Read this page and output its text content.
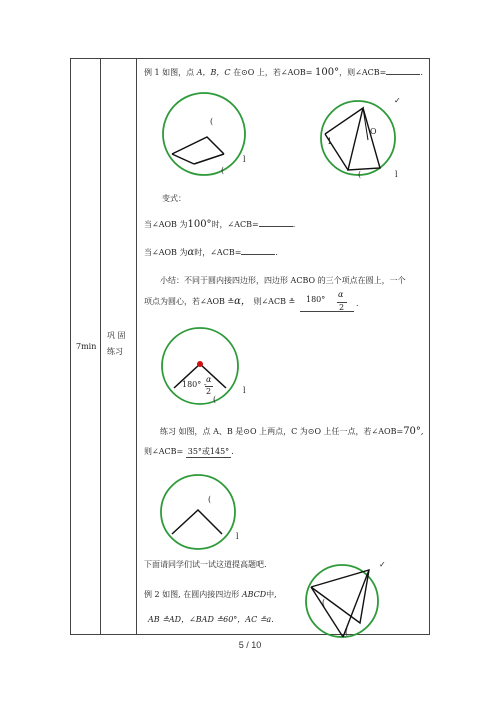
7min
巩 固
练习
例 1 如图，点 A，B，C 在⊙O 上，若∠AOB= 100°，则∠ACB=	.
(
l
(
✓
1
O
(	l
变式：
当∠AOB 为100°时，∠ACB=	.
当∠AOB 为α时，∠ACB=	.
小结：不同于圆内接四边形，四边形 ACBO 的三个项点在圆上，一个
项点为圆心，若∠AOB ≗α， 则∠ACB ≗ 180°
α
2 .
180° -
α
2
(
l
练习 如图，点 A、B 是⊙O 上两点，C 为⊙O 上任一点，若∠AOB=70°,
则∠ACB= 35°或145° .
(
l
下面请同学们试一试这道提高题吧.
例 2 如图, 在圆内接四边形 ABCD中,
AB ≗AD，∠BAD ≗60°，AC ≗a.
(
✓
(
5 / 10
========================================
THE EXERCISE: Any pictures should be dropped; transcribe the rest of the records above exactly.

WRITTEN ANSWER:
Read this page and output its text content.
7min
巩 固
练习
例 1 如图，点 A，B，C 在⊙O 上，若∠AOB= 100°，则∠ACB=	.
(
l
(
✓
1
O
(	l
变式：
当∠AOB 为100°时，∠ACB=	.
当∠AOB 为α时，∠ACB=	.
小结：不同于圆内接四边形，四边形 ACBO 的三个项点在圆上，一个
项点为圆心，若∠AOB ≗α， 则∠ACB ≗ 180°
α
2 .
180° -
α
2
(
l
练习 如图，点 A、B 是⊙O 上两点，C 为⊙O 上任一点，若∠AOB=70°,
则∠ACB= 35°或145° .
(
l
下面请同学们试一试这道提高题吧.
例 2 如图, 在圆内接四边形 ABCD中,
AB ≗AD，∠BAD ≗60°，AC ≗a.
(
✓
(
5 / 10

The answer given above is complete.